## STATED EXERCISE
Please print all of the material below, word for word.

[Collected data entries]

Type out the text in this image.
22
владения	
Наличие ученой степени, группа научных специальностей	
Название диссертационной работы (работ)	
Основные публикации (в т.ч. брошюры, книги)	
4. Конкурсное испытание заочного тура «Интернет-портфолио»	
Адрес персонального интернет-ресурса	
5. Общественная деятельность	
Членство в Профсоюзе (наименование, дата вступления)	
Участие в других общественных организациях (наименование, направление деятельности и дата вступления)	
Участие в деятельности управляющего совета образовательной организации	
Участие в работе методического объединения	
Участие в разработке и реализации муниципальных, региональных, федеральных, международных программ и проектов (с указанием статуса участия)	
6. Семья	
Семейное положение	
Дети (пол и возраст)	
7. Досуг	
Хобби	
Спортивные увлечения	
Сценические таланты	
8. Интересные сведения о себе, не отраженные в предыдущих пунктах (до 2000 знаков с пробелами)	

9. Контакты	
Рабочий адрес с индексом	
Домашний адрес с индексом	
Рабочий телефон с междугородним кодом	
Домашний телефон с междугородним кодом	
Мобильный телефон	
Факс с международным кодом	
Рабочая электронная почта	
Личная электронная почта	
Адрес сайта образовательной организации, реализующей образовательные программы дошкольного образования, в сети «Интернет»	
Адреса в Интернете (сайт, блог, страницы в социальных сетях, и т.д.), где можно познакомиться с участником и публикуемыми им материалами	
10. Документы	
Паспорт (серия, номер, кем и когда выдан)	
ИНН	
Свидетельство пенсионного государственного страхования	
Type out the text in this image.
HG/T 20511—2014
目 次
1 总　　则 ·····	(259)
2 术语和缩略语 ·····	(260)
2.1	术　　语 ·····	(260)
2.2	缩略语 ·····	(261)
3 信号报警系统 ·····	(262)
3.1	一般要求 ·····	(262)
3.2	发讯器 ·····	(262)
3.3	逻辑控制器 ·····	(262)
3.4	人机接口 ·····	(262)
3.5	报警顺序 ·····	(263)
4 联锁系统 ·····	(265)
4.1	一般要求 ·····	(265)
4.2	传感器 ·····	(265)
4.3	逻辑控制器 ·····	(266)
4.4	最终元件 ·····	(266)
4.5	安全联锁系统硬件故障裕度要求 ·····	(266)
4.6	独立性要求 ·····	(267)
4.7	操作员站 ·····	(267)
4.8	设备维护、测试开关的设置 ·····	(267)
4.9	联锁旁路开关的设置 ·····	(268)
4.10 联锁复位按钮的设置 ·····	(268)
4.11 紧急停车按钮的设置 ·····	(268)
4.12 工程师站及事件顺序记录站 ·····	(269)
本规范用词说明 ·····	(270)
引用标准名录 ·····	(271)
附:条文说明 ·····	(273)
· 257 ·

## EXERCISE RESPONSE
Type out the text in this image.
22
владения	
Наличие ученой степени, группа научных специальностей	
Название диссертационной работы (работ)	
Основные публикации (в т.ч. брошюры, книги)	
4. Конкурсное испытание заочного тура «Интернет-портфолио»	
Адрес персонального интернет-ресурса	
5. Общественная деятельность	
Членство в Профсоюзе (наименование, дата вступления)	
Участие в других общественных организациях (наименование, направление деятельности и дата вступления)	
Участие в деятельности управляющего совета образовательной организации	
Участие в работе методического объединения	
Участие в разработке и реализации муниципальных, региональных, федеральных, международных программ и проектов (с указанием статуса участия)	
6. Семья	
Семейное положение	
Дети (пол и возраст)	
7. Досуг	
Хобби	
Спортивные увлечения	
Сценические таланты	
8. Интересные сведения о себе, не отраженные в предыдущих пунктах (до 2000 знаков с пробелами)	

9. Контакты	
Рабочий адрес с индексом	
Домашний адрес с индексом	
Рабочий телефон с междугородним кодом	
Домашний телефон с междугородним кодом	
Мобильный телефон	
Факс с международным кодом	
Рабочая электронная почта	
Личная электронная почта	
Адрес сайта образовательной организации, реализующей образовательные программы дошкольного образования, в сети «Интернет»	
Адреса в Интернете (сайт, блог, страницы в социальных сетях, и т.д.), где можно познакомиться с участником и публикуемыми им материалами	
10. Документы	
Паспорт (серия, номер, кем и когда выдан)	
ИНН	
Свидетельство пенсионного государственного страхования	
Type out the text in this image.
HG/T 20511—2014
目 次
1 总　　则 ·····	(259)
2 术语和缩略语 ·····	(260)
2.1	术　　语 ·····	(260)
2.2	缩略语 ·····	(261)
3 信号报警系统 ·····	(262)
3.1	一般要求 ·····	(262)
3.2	发讯器 ·····	(262)
3.3	逻辑控制器 ·····	(262)
3.4	人机接口 ·····	(262)
3.5	报警顺序 ·····	(263)
4 联锁系统 ·····	(265)
4.1	一般要求 ·····	(265)
4.2	传感器 ·····	(265)
4.3	逻辑控制器 ·····	(266)
4.4	最终元件 ·····	(266)
4.5	安全联锁系统硬件故障裕度要求 ·····	(266)
4.6	独立性要求 ·····	(267)
4.7	操作员站 ·····	(267)
4.8	设备维护、测试开关的设置 ·····	(267)
4.9	联锁旁路开关的设置 ·····	(268)
4.10 联锁复位按钮的设置 ·····	(268)
4.11 紧急停车按钮的设置 ·····	(268)
4.12 工程师站及事件顺序记录站 ·····	(269)
本规范用词说明 ·····	(270)
引用标准名录 ·····	(271)
附:条文说明 ·····	(273)
· 257 ·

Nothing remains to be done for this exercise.